___ DOCUMENT EXTRACT ___
Item 5. Interest in Securities of the Issuer.


(a) The aggregate number and percentage of the Registrant’s common stock identified pursuant to Item 1 beneficially owned by each person named in Item 2 is 10,715,700.


(b) The person identified in Item 2 has power to dispose or to direct the disposition of all shares identified in paragraph (a) herein.


(c) To the knowledge of the reporting persons, no transactions in the class of securities reported on were effected during the past sixty days by the persons identified in paragraph (1) herein.


(d) Other than those individuals identified in Item 2 above, no other person is known to have the right to receive or the power to direct the receipt of dividends from, or the proceeds from the sale of, such securities.


(e) Not applicable.

Item 6. Contracts, Arrangements, Understandings or Relationships With Respect to Securities of the Issuer.
___ DATASET RECORDS ___
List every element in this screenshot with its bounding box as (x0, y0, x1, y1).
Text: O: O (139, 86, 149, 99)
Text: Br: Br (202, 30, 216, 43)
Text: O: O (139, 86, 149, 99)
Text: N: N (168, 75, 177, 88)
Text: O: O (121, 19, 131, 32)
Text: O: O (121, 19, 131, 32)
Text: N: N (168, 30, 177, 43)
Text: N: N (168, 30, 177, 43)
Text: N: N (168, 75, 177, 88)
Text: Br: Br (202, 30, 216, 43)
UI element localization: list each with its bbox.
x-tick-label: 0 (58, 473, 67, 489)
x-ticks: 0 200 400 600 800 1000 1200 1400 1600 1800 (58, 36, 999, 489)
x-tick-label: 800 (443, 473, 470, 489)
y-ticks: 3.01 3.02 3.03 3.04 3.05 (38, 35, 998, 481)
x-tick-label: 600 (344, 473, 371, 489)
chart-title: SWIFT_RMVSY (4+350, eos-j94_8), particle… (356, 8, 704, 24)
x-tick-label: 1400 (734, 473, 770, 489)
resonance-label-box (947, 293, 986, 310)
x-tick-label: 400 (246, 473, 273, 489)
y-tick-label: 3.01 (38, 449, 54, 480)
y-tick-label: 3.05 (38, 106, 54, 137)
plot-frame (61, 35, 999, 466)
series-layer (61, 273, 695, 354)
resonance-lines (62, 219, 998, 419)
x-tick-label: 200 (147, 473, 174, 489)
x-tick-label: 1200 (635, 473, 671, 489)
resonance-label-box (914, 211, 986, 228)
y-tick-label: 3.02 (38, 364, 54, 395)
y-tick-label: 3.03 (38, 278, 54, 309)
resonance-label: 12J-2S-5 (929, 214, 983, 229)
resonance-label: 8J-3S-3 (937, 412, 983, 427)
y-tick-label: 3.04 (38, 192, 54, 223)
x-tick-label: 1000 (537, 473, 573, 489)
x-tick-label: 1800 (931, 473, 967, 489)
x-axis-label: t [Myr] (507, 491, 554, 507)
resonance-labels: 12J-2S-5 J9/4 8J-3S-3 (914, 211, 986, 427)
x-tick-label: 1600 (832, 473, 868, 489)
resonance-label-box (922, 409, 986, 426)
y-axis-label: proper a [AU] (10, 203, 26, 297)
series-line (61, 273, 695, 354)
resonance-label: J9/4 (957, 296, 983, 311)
___
ACTIVITY: Copy everything in the securities filing excerpt from "Item 5. Interest in" down to "paragraph (1) herein.", word for word.

ANSWER:
Item 5. Interest in Securities of the Issuer.


(a) The aggregate number and percentage of the Registrant’s common stock identified pursuant to Item 1 beneficially owned by each person named in Item 2 is 10,715,700.


(b) The person identified in Item 2 has power to dispose or to direct the disposition of all shares identified in paragraph (a) herein.


(c) To the knowledge of the reporting persons, no transactions in the class of securities reported on were effected during the past sixty days by the persons identified in paragraph (1) herein.